--- Available records ---

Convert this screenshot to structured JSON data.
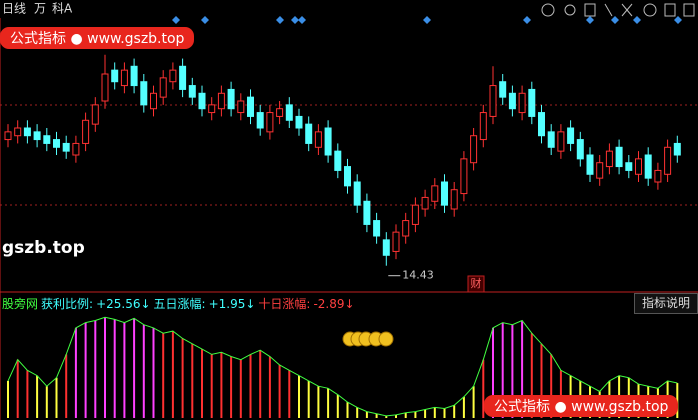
{
  "toolbar": {
    "period": "日线",
    "items": [
      "万",
      "科A"
    ]
  },
  "watermarks": {
    "badge": "公式指标",
    "url": "www.gszb.top",
    "site": "gszb.top"
  },
  "button": "指标说明",
  "chart_data": [
    {
      "type": "candlestick",
      "ylim": [
        13.8,
        20.8
      ],
      "up_color": "#ff3232",
      "down_color": "#54ffff",
      "low_annotation": 14.43,
      "marker": "财",
      "open": [
        17.7,
        17.8,
        18.0,
        17.9,
        17.8,
        17.7,
        17.6,
        17.3,
        17.6,
        18.1,
        18.7,
        19.5,
        19.1,
        19.6,
        19.2,
        18.5,
        18.8,
        19.2,
        19.6,
        19.1,
        18.9,
        18.4,
        18.5,
        19.0,
        18.4,
        18.8,
        18.4,
        17.9,
        18.3,
        18.6,
        18.3,
        18.1,
        17.5,
        18.0,
        17.4,
        17.0,
        16.6,
        16.1,
        15.6,
        15.1,
        14.8,
        15.2,
        15.5,
        15.9,
        16.1,
        16.6,
        15.9,
        16.3,
        17.1,
        17.7,
        18.3,
        19.2,
        18.9,
        18.4,
        19.0,
        18.4,
        17.9,
        17.4,
        18.0,
        17.7,
        17.3,
        16.7,
        17.0,
        17.5,
        17.1,
        16.8,
        17.3,
        16.6,
        16.8,
        17.6
      ],
      "high": [
        18.1,
        18.2,
        18.2,
        18.1,
        18.0,
        17.9,
        17.8,
        17.8,
        18.4,
        18.8,
        19.9,
        19.7,
        19.7,
        19.8,
        19.4,
        19.1,
        19.5,
        19.7,
        19.8,
        19.3,
        19.1,
        18.8,
        19.1,
        19.2,
        18.9,
        19.0,
        18.6,
        18.6,
        18.7,
        18.8,
        18.5,
        18.3,
        18.1,
        18.2,
        17.6,
        17.2,
        16.8,
        16.3,
        15.8,
        15.3,
        15.5,
        15.8,
        16.2,
        16.4,
        16.7,
        16.8,
        16.6,
        17.4,
        18.0,
        18.6,
        19.6,
        19.4,
        19.1,
        19.1,
        19.2,
        18.6,
        18.1,
        18.1,
        18.2,
        17.9,
        17.5,
        17.3,
        17.6,
        17.7,
        17.3,
        17.4,
        17.5,
        17.1,
        17.7,
        17.8
      ],
      "low": [
        17.5,
        17.6,
        17.6,
        17.5,
        17.4,
        17.3,
        17.2,
        17.1,
        17.4,
        17.9,
        18.5,
        19.0,
        18.9,
        18.9,
        18.4,
        18.3,
        18.6,
        19.0,
        18.8,
        18.6,
        18.3,
        18.2,
        18.3,
        18.3,
        18.2,
        18.1,
        17.8,
        17.7,
        18.1,
        18.0,
        17.8,
        17.4,
        17.3,
        17.1,
        16.7,
        16.3,
        15.8,
        15.3,
        15.0,
        14.43,
        14.6,
        15.0,
        15.3,
        15.7,
        15.9,
        15.8,
        15.7,
        16.1,
        16.9,
        17.5,
        18.1,
        18.6,
        18.3,
        18.2,
        18.1,
        17.6,
        17.3,
        17.2,
        17.4,
        17.0,
        16.6,
        16.5,
        16.8,
        16.8,
        16.7,
        16.6,
        16.5,
        16.4,
        16.6,
        17.1
      ],
      "close": [
        17.9,
        18.0,
        17.8,
        17.7,
        17.6,
        17.5,
        17.4,
        17.6,
        18.2,
        18.6,
        19.4,
        19.2,
        19.5,
        19.1,
        18.6,
        18.9,
        19.3,
        19.5,
        19.0,
        18.8,
        18.5,
        18.6,
        18.9,
        18.5,
        18.7,
        18.3,
        18.0,
        18.4,
        18.5,
        18.2,
        18.0,
        17.6,
        17.9,
        17.3,
        16.9,
        16.5,
        16.0,
        15.5,
        15.2,
        14.7,
        15.3,
        15.6,
        16.0,
        16.2,
        16.5,
        16.0,
        16.4,
        17.2,
        17.8,
        18.4,
        19.1,
        18.8,
        18.5,
        18.9,
        18.3,
        17.8,
        17.5,
        17.9,
        17.6,
        17.2,
        16.8,
        17.1,
        17.4,
        17.0,
        16.9,
        17.2,
        16.7,
        16.9,
        17.5,
        17.3
      ]
    },
    {
      "type": "bar",
      "title": "股旁网",
      "ylim": [
        0,
        100
      ],
      "line_color": "#40ff40",
      "stats": [
        {
          "label": "获利比例:",
          "value": 25.56,
          "value_label": "+25.56↓",
          "color": "#40ffff"
        },
        {
          "label": "五日涨幅:",
          "value": 1.95,
          "value_label": "+1.95↓",
          "color": "#40ffff"
        },
        {
          "label": "十日涨幅:",
          "value": -2.89,
          "value_label": "-2.89↓",
          "color": "#ff4040"
        }
      ],
      "values": [
        35,
        55,
        45,
        40,
        30,
        38,
        60,
        85,
        90,
        92,
        95,
        93,
        90,
        94,
        88,
        85,
        80,
        82,
        75,
        70,
        65,
        60,
        62,
        58,
        55,
        60,
        64,
        58,
        50,
        45,
        40,
        35,
        30,
        28,
        22,
        15,
        10,
        6,
        4,
        2,
        3,
        5,
        6,
        8,
        10,
        9,
        12,
        20,
        30,
        55,
        85,
        90,
        88,
        92,
        80,
        70,
        60,
        45,
        40,
        35,
        30,
        25,
        35,
        40,
        38,
        32,
        30,
        28,
        35,
        33
      ],
      "colors": [
        "#ffff40",
        "#ff3030",
        "#ff3030",
        "#ffff40",
        "#ffff40",
        "#ffff40",
        "#ff3030",
        "#ff40ff",
        "#ff40ff",
        "#ff40ff",
        "#ff40ff",
        "#ff40ff",
        "#ff40ff",
        "#ff40ff",
        "#ff40ff",
        "#ff40ff",
        "#ff3030",
        "#ff3030",
        "#ff3030",
        "#ff3030",
        "#ff3030",
        "#ff3030",
        "#ff3030",
        "#ff3030",
        "#ff3030",
        "#ff3030",
        "#ff3030",
        "#ff3030",
        "#ff3030",
        "#ff3030",
        "#ffff40",
        "#ffff40",
        "#ffff40",
        "#ffff40",
        "#ffff40",
        "#ffff40",
        "#ffff40",
        "#ffff40",
        "#ffff40",
        "#ffff40",
        "#ffff40",
        "#ffff40",
        "#ffff40",
        "#ffff40",
        "#ffff40",
        "#ffff40",
        "#ffff40",
        "#ffff40",
        "#ffff40",
        "#ff3030",
        "#ff40ff",
        "#ff40ff",
        "#ff40ff",
        "#ff40ff",
        "#ff3030",
        "#ff3030",
        "#ff3030",
        "#ff3030",
        "#ffff40",
        "#ffff40",
        "#ffff40",
        "#ffff40",
        "#ffff40",
        "#ffff40",
        "#ffff40",
        "#ffff40",
        "#ffff40",
        "#ffff40",
        "#ffff40",
        "#ffff40"
      ]
    }
  ]
}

---

**Given problem:**
Copy every record above exactly, leaving out the pictures.

**The response:**
Convert this screenshot to structured JSON data.
{
  "toolbar": {
    "period": "日线",
    "items": [
      "万",
      "科A"
    ]
  },
  "watermarks": {
    "badge": "公式指标",
    "url": "www.gszb.top",
    "site": "gszb.top"
  },
  "button": "指标说明",
  "chart_data": [
    {
      "type": "candlestick",
      "ylim": [
        13.8,
        20.8
      ],
      "up_color": "#ff3232",
      "down_color": "#54ffff",
      "low_annotation": 14.43,
      "marker": "财",
      "open": [
        17.7,
        17.8,
        18.0,
        17.9,
        17.8,
        17.7,
        17.6,
        17.3,
        17.6,
        18.1,
        18.7,
        19.5,
        19.1,
        19.6,
        19.2,
        18.5,
        18.8,
        19.2,
        19.6,
        19.1,
        18.9,
        18.4,
        18.5,
        19.0,
        18.4,
        18.8,
        18.4,
        17.9,
        18.3,
        18.6,
        18.3,
        18.1,
        17.5,
        18.0,
        17.4,
        17.0,
        16.6,
        16.1,
        15.6,
        15.1,
        14.8,
        15.2,
        15.5,
        15.9,
        16.1,
        16.6,
        15.9,
        16.3,
        17.1,
        17.7,
        18.3,
        19.2,
        18.9,
        18.4,
        19.0,
        18.4,
        17.9,
        17.4,
        18.0,
        17.7,
        17.3,
        16.7,
        17.0,
        17.5,
        17.1,
        16.8,
        17.3,
        16.6,
        16.8,
        17.6
      ],
      "high": [
        18.1,
        18.2,
        18.2,
        18.1,
        18.0,
        17.9,
        17.8,
        17.8,
        18.4,
        18.8,
        19.9,
        19.7,
        19.7,
        19.8,
        19.4,
        19.1,
        19.5,
        19.7,
        19.8,
        19.3,
        19.1,
        18.8,
        19.1,
        19.2,
        18.9,
        19.0,
        18.6,
        18.6,
        18.7,
        18.8,
        18.5,
        18.3,
        18.1,
        18.2,
        17.6,
        17.2,
        16.8,
        16.3,
        15.8,
        15.3,
        15.5,
        15.8,
        16.2,
        16.4,
        16.7,
        16.8,
        16.6,
        17.4,
        18.0,
        18.6,
        19.6,
        19.4,
        19.1,
        19.1,
        19.2,
        18.6,
        18.1,
        18.1,
        18.2,
        17.9,
        17.5,
        17.3,
        17.6,
        17.7,
        17.3,
        17.4,
        17.5,
        17.1,
        17.7,
        17.8
      ],
      "low": [
        17.5,
        17.6,
        17.6,
        17.5,
        17.4,
        17.3,
        17.2,
        17.1,
        17.4,
        17.9,
        18.5,
        19.0,
        18.9,
        18.9,
        18.4,
        18.3,
        18.6,
        19.0,
        18.8,
        18.6,
        18.3,
        18.2,
        18.3,
        18.3,
        18.2,
        18.1,
        17.8,
        17.7,
        18.1,
        18.0,
        17.8,
        17.4,
        17.3,
        17.1,
        16.7,
        16.3,
        15.8,
        15.3,
        15.0,
        14.43,
        14.6,
        15.0,
        15.3,
        15.7,
        15.9,
        15.8,
        15.7,
        16.1,
        16.9,
        17.5,
        18.1,
        18.6,
        18.3,
        18.2,
        18.1,
        17.6,
        17.3,
        17.2,
        17.4,
        17.0,
        16.6,
        16.5,
        16.8,
        16.8,
        16.7,
        16.6,
        16.5,
        16.4,
        16.6,
        17.1
      ],
      "close": [
        17.9,
        18.0,
        17.8,
        17.7,
        17.6,
        17.5,
        17.4,
        17.6,
        18.2,
        18.6,
        19.4,
        19.2,
        19.5,
        19.1,
        18.6,
        18.9,
        19.3,
        19.5,
        19.0,
        18.8,
        18.5,
        18.6,
        18.9,
        18.5,
        18.7,
        18.3,
        18.0,
        18.4,
        18.5,
        18.2,
        18.0,
        17.6,
        17.9,
        17.3,
        16.9,
        16.5,
        16.0,
        15.5,
        15.2,
        14.7,
        15.3,
        15.6,
        16.0,
        16.2,
        16.5,
        16.0,
        16.4,
        17.2,
        17.8,
        18.4,
        19.1,
        18.8,
        18.5,
        18.9,
        18.3,
        17.8,
        17.5,
        17.9,
        17.6,
        17.2,
        16.8,
        17.1,
        17.4,
        17.0,
        16.9,
        17.2,
        16.7,
        16.9,
        17.5,
        17.3
      ]
    },
    {
      "type": "bar",
      "title": "股旁网",
      "ylim": [
        0,
        100
      ],
      "line_color": "#40ff40",
      "stats": [
        {
          "label": "获利比例:",
          "value": 25.56,
          "value_label": "+25.56↓",
          "color": "#40ffff"
        },
        {
          "label": "五日涨幅:",
          "value": 1.95,
          "value_label": "+1.95↓",
          "color": "#40ffff"
        },
        {
          "label": "十日涨幅:",
          "value": -2.89,
          "value_label": "-2.89↓",
          "color": "#ff4040"
        }
      ],
      "values": [
        35,
        55,
        45,
        40,
        30,
        38,
        60,
        85,
        90,
        92,
        95,
        93,
        90,
        94,
        88,
        85,
        80,
        82,
        75,
        70,
        65,
        60,
        62,
        58,
        55,
        60,
        64,
        58,
        50,
        45,
        40,
        35,
        30,
        28,
        22,
        15,
        10,
        6,
        4,
        2,
        3,
        5,
        6,
        8,
        10,
        9,
        12,
        20,
        30,
        55,
        85,
        90,
        88,
        92,
        80,
        70,
        60,
        45,
        40,
        35,
        30,
        25,
        35,
        40,
        38,
        32,
        30,
        28,
        35,
        33
      ],
      "colors": [
        "#ffff40",
        "#ff3030",
        "#ff3030",
        "#ffff40",
        "#ffff40",
        "#ffff40",
        "#ff3030",
        "#ff40ff",
        "#ff40ff",
        "#ff40ff",
        "#ff40ff",
        "#ff40ff",
        "#ff40ff",
        "#ff40ff",
        "#ff40ff",
        "#ff40ff",
        "#ff3030",
        "#ff3030",
        "#ff3030",
        "#ff3030",
        "#ff3030",
        "#ff3030",
        "#ff3030",
        "#ff3030",
        "#ff3030",
        "#ff3030",
        "#ff3030",
        "#ff3030",
        "#ff3030",
        "#ff3030",
        "#ffff40",
        "#ffff40",
        "#ffff40",
        "#ffff40",
        "#ffff40",
        "#ffff40",
        "#ffff40",
        "#ffff40",
        "#ffff40",
        "#ffff40",
        "#ffff40",
        "#ffff40",
        "#ffff40",
        "#ffff40",
        "#ffff40",
        "#ffff40",
        "#ffff40",
        "#ffff40",
        "#ffff40",
        "#ff3030",
        "#ff40ff",
        "#ff40ff",
        "#ff40ff",
        "#ff40ff",
        "#ff3030",
        "#ff3030",
        "#ff3030",
        "#ff3030",
        "#ffff40",
        "#ffff40",
        "#ffff40",
        "#ffff40",
        "#ffff40",
        "#ffff40",
        "#ffff40",
        "#ffff40",
        "#ffff40",
        "#ffff40",
        "#ffff40",
        "#ffff40"
      ]
    }
  ]
}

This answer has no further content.